[Figure data in JSON]
-.-.-
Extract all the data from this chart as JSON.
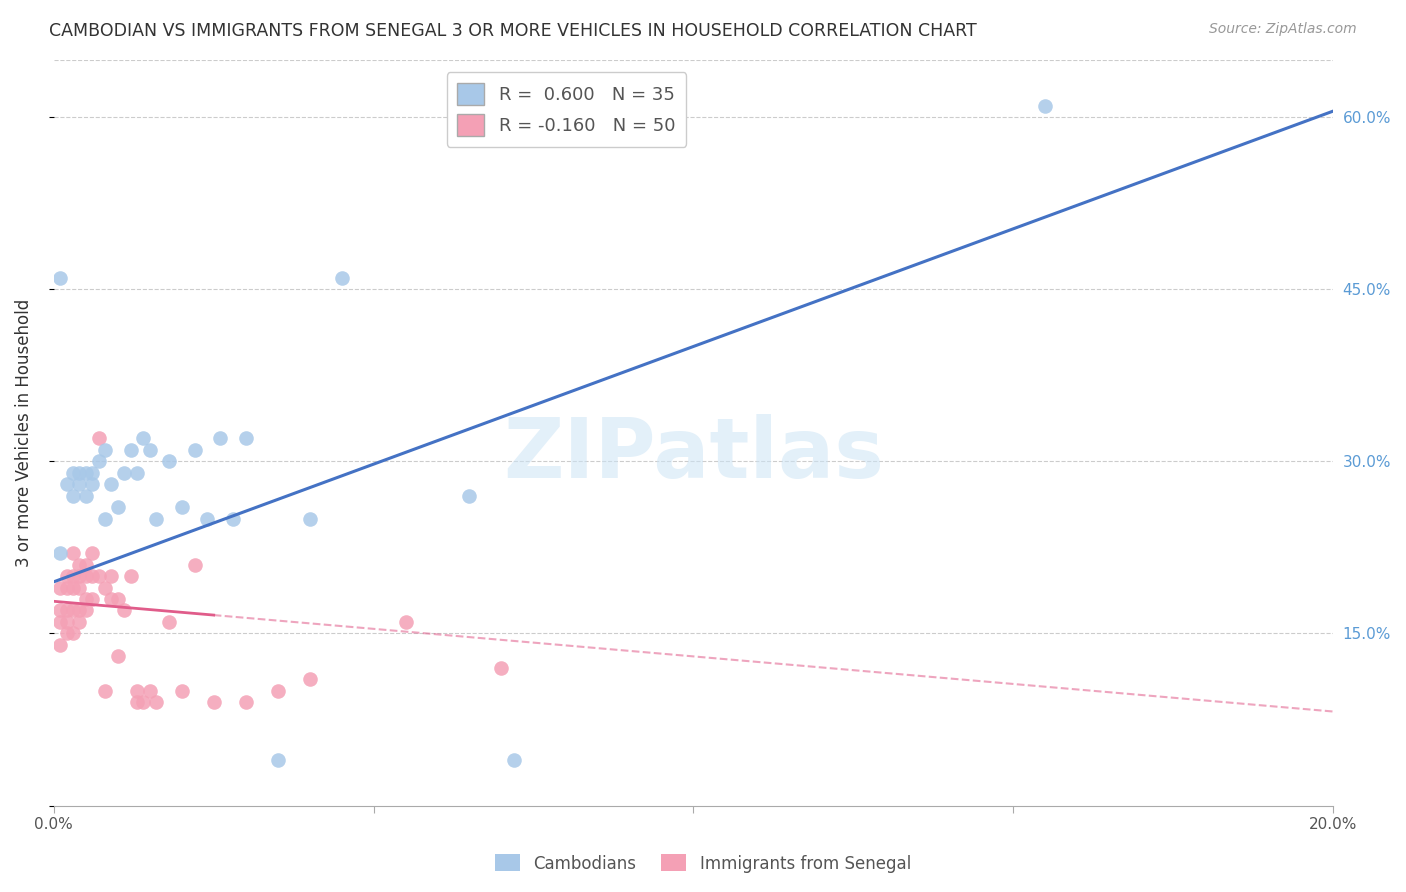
{
  "title": "CAMBODIAN VS IMMIGRANTS FROM SENEGAL 3 OR MORE VEHICLES IN HOUSEHOLD CORRELATION CHART",
  "source": "Source: ZipAtlas.com",
  "ylabel": "3 or more Vehicles in Household",
  "xlim": [
    0.0,
    0.2
  ],
  "ylim": [
    0.0,
    0.65
  ],
  "x_ticks": [
    0.0,
    0.05,
    0.1,
    0.15,
    0.2
  ],
  "x_tick_labels": [
    "0.0%",
    "",
    "",
    "",
    "20.0%"
  ],
  "y_ticks_right": [
    0.0,
    0.15,
    0.3,
    0.45,
    0.6
  ],
  "y_tick_labels_right": [
    "",
    "15.0%",
    "30.0%",
    "45.0%",
    "60.0%"
  ],
  "cambodian_R": 0.6,
  "cambodian_N": 35,
  "senegal_R": -0.16,
  "senegal_N": 50,
  "blue_color": "#a8c8e8",
  "pink_color": "#f4a0b5",
  "blue_line_color": "#4472c4",
  "pink_line_color": "#e05c8a",
  "watermark": "ZIPatlas",
  "blue_intercept": 0.195,
  "blue_slope": 2.05,
  "pink_intercept": 0.178,
  "pink_slope": -0.48,
  "cambodian_x": [
    0.001,
    0.001,
    0.002,
    0.003,
    0.003,
    0.004,
    0.004,
    0.005,
    0.005,
    0.006,
    0.006,
    0.007,
    0.008,
    0.008,
    0.009,
    0.01,
    0.011,
    0.012,
    0.013,
    0.014,
    0.015,
    0.016,
    0.018,
    0.02,
    0.022,
    0.024,
    0.026,
    0.028,
    0.03,
    0.035,
    0.04,
    0.045,
    0.065,
    0.072,
    0.155
  ],
  "cambodian_y": [
    0.22,
    0.46,
    0.28,
    0.29,
    0.27,
    0.29,
    0.28,
    0.27,
    0.29,
    0.29,
    0.28,
    0.3,
    0.25,
    0.31,
    0.28,
    0.26,
    0.29,
    0.31,
    0.29,
    0.32,
    0.31,
    0.25,
    0.3,
    0.26,
    0.31,
    0.25,
    0.32,
    0.25,
    0.32,
    0.04,
    0.25,
    0.46,
    0.27,
    0.04,
    0.61
  ],
  "senegal_x": [
    0.001,
    0.001,
    0.001,
    0.001,
    0.002,
    0.002,
    0.002,
    0.002,
    0.002,
    0.003,
    0.003,
    0.003,
    0.003,
    0.003,
    0.004,
    0.004,
    0.004,
    0.004,
    0.004,
    0.005,
    0.005,
    0.005,
    0.005,
    0.006,
    0.006,
    0.006,
    0.007,
    0.007,
    0.008,
    0.008,
    0.009,
    0.009,
    0.01,
    0.01,
    0.011,
    0.012,
    0.013,
    0.013,
    0.014,
    0.015,
    0.016,
    0.018,
    0.02,
    0.022,
    0.025,
    0.03,
    0.035,
    0.04,
    0.055,
    0.07
  ],
  "senegal_y": [
    0.19,
    0.17,
    0.16,
    0.14,
    0.2,
    0.19,
    0.17,
    0.16,
    0.15,
    0.22,
    0.2,
    0.19,
    0.17,
    0.15,
    0.21,
    0.2,
    0.19,
    0.17,
    0.16,
    0.21,
    0.2,
    0.18,
    0.17,
    0.22,
    0.2,
    0.18,
    0.32,
    0.2,
    0.19,
    0.1,
    0.2,
    0.18,
    0.18,
    0.13,
    0.17,
    0.2,
    0.1,
    0.09,
    0.09,
    0.1,
    0.09,
    0.16,
    0.1,
    0.21,
    0.09,
    0.09,
    0.1,
    0.11,
    0.16,
    0.12
  ]
}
-.-.-
• [WHAT IS ASKED] Take the listing and print it again exactly, but without any pictures.

• [COMPLETE OUTPUT]
Extract all the data from this chart as JSON.
{
  "title": "CAMBODIAN VS IMMIGRANTS FROM SENEGAL 3 OR MORE VEHICLES IN HOUSEHOLD CORRELATION CHART",
  "source": "Source: ZipAtlas.com",
  "ylabel": "3 or more Vehicles in Household",
  "xlim": [
    0.0,
    0.2
  ],
  "ylim": [
    0.0,
    0.65
  ],
  "x_ticks": [
    0.0,
    0.05,
    0.1,
    0.15,
    0.2
  ],
  "x_tick_labels": [
    "0.0%",
    "",
    "",
    "",
    "20.0%"
  ],
  "y_ticks_right": [
    0.0,
    0.15,
    0.3,
    0.45,
    0.6
  ],
  "y_tick_labels_right": [
    "",
    "15.0%",
    "30.0%",
    "45.0%",
    "60.0%"
  ],
  "cambodian_R": 0.6,
  "cambodian_N": 35,
  "senegal_R": -0.16,
  "senegal_N": 50,
  "blue_color": "#a8c8e8",
  "pink_color": "#f4a0b5",
  "blue_line_color": "#4472c4",
  "pink_line_color": "#e05c8a",
  "watermark": "ZIPatlas",
  "blue_intercept": 0.195,
  "blue_slope": 2.05,
  "pink_intercept": 0.178,
  "pink_slope": -0.48,
  "cambodian_x": [
    0.001,
    0.001,
    0.002,
    0.003,
    0.003,
    0.004,
    0.004,
    0.005,
    0.005,
    0.006,
    0.006,
    0.007,
    0.008,
    0.008,
    0.009,
    0.01,
    0.011,
    0.012,
    0.013,
    0.014,
    0.015,
    0.016,
    0.018,
    0.02,
    0.022,
    0.024,
    0.026,
    0.028,
    0.03,
    0.035,
    0.04,
    0.045,
    0.065,
    0.072,
    0.155
  ],
  "cambodian_y": [
    0.22,
    0.46,
    0.28,
    0.29,
    0.27,
    0.29,
    0.28,
    0.27,
    0.29,
    0.29,
    0.28,
    0.3,
    0.25,
    0.31,
    0.28,
    0.26,
    0.29,
    0.31,
    0.29,
    0.32,
    0.31,
    0.25,
    0.3,
    0.26,
    0.31,
    0.25,
    0.32,
    0.25,
    0.32,
    0.04,
    0.25,
    0.46,
    0.27,
    0.04,
    0.61
  ],
  "senegal_x": [
    0.001,
    0.001,
    0.001,
    0.001,
    0.002,
    0.002,
    0.002,
    0.002,
    0.002,
    0.003,
    0.003,
    0.003,
    0.003,
    0.003,
    0.004,
    0.004,
    0.004,
    0.004,
    0.004,
    0.005,
    0.005,
    0.005,
    0.005,
    0.006,
    0.006,
    0.006,
    0.007,
    0.007,
    0.008,
    0.008,
    0.009,
    0.009,
    0.01,
    0.01,
    0.011,
    0.012,
    0.013,
    0.013,
    0.014,
    0.015,
    0.016,
    0.018,
    0.02,
    0.022,
    0.025,
    0.03,
    0.035,
    0.04,
    0.055,
    0.07
  ],
  "senegal_y": [
    0.19,
    0.17,
    0.16,
    0.14,
    0.2,
    0.19,
    0.17,
    0.16,
    0.15,
    0.22,
    0.2,
    0.19,
    0.17,
    0.15,
    0.21,
    0.2,
    0.19,
    0.17,
    0.16,
    0.21,
    0.2,
    0.18,
    0.17,
    0.22,
    0.2,
    0.18,
    0.32,
    0.2,
    0.19,
    0.1,
    0.2,
    0.18,
    0.18,
    0.13,
    0.17,
    0.2,
    0.1,
    0.09,
    0.09,
    0.1,
    0.09,
    0.16,
    0.1,
    0.21,
    0.09,
    0.09,
    0.1,
    0.11,
    0.16,
    0.12
  ]
}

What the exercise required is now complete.